===== Available records =====

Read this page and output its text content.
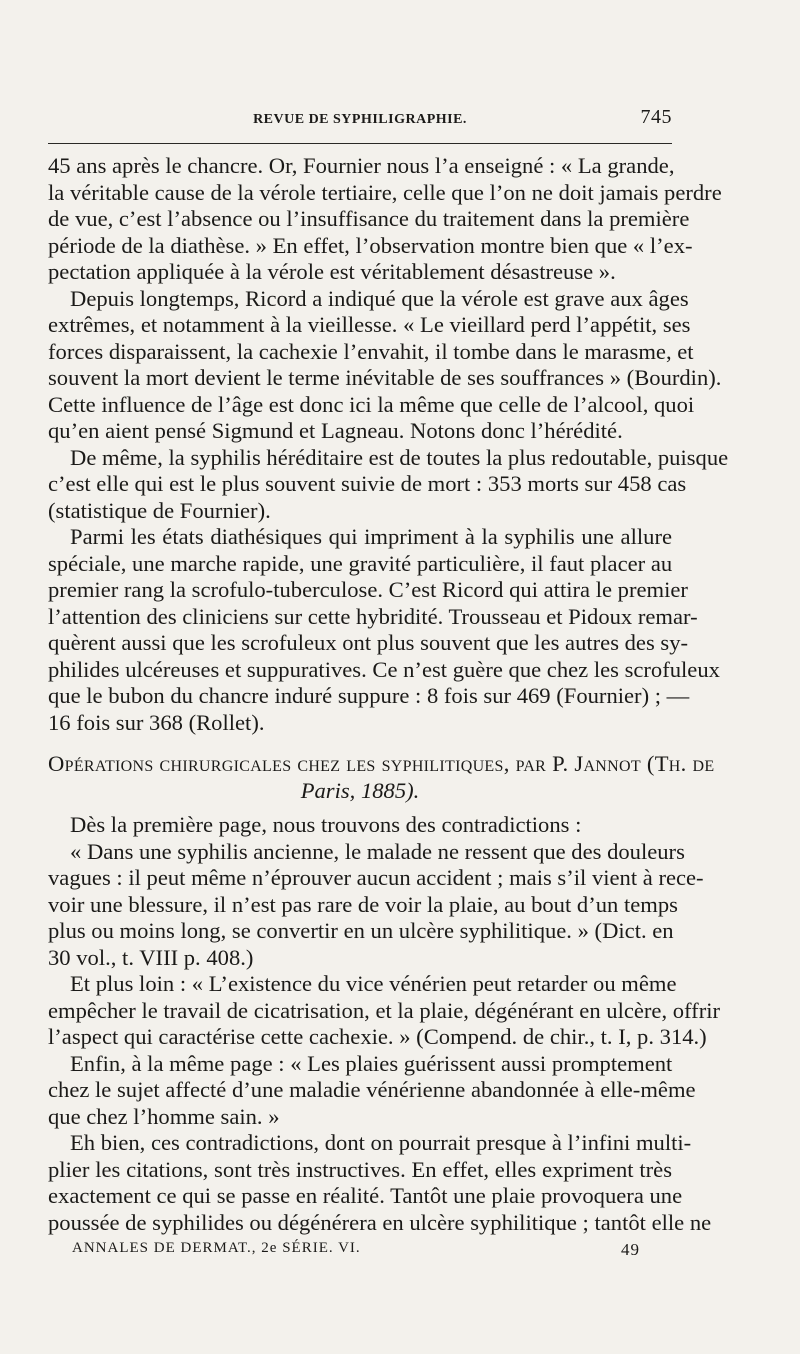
REVUE DE SYPHILIGRAPHIE.	745
45 ans après le chancre. Or, Fournier nous l’a enseigné : « La grande,
la véritable cause de la vérole tertiaire, celle que l’on ne doit jamais perdre
de vue, c’est l’absence ou l’insuffisance du traitement dans la première
période de la diathèse. » En effet, l’observation montre bien que « l’ex-
pectation appliquée à la vérole est véritablement désastreuse ».
Depuis longtemps, Ricord a indiqué que la vérole est grave aux âges
extrêmes, et notamment à la vieillesse. « Le vieillard perd l’appétit, ses
forces disparaissent, la cachexie l’envahit, il tombe dans le marasme, et
souvent la mort devient le terme inévitable de ses souffrances » (Bourdin).
Cette influence de l’âge est donc ici la même que celle de l’alcool, quoi
qu’en aient pensé Sigmund et Lagneau. Notons donc l’hérédité.
De même, la syphilis héréditaire est de toutes la plus redoutable, puisque
c’est elle qui est le plus souvent suivie de mort : 353 morts sur 458 cas
(statistique de Fournier).
Parmi les états diathésiques qui impriment à la syphilis une allure
spéciale, une marche rapide, une gravité particulière, il faut placer au
premier rang la scrofulo-tuberculose. C’est Ricord qui attira le premier
l’attention des cliniciens sur cette hybridité. Trousseau et Pidoux remar-
quèrent aussi que les scrofuleux ont plus souvent que les autres des sy-
philides ulcéreuses et suppuratives. Ce n’est guère que chez les scrofuleux
que le bubon du chancre induré suppure : 8 fois sur 469 (Fournier) ; —
16 fois sur 368 (Rollet).
Opérations chirurgicales chez les syphilitiques, par P. Jannot (Th. de
Paris, 1885).
Dès la première page, nous trouvons des contradictions :
« Dans une syphilis ancienne, le malade ne ressent que des douleurs
vagues : il peut même n’éprouver aucun accident ; mais s’il vient à rece-
voir une blessure, il n’est pas rare de voir la plaie, au bout d’un temps
plus ou moins long, se convertir en un ulcère syphilitique. » (Dict. en
30 vol., t. VIII p. 408.)
Et plus loin : « L’existence du vice vénérien peut retarder ou même
empêcher le travail de cicatrisation, et la plaie, dégénérant en ulcère, offrir
l’aspect qui caractérise cette cachexie. » (Compend. de chir., t. I, p. 314.)
Enfin, à la même page : « Les plaies guérissent aussi promptement
chez le sujet affecté d’une maladie vénérienne abandonnée à elle-même
que chez l’homme sain. »
Eh bien, ces contradictions, dont on pourrait presque à l’infini multi-
plier les citations, sont très instructives. En effet, elles expriment très
exactement ce qui se passe en réalité. Tantôt une plaie provoquera une
poussée de syphilides ou dégénérera en ulcère syphilitique ; tantôt elle ne
ANNALES DE DERMAT., 2e SÉRIE. VI.	49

=====

Stated exercise.
Go through the records and pull out each line that includes the word "chez".

Answer to the task.
philides ulcéreuses et suppuratives. Ce n’est guère que chez les scrofuleux
Opérations chirurgicales chez les syphilitiques, par P. Jannot (Th. de
chez le sujet affecté d’une maladie vénérienne abandonnée à elle-même
que chez l’homme sain. »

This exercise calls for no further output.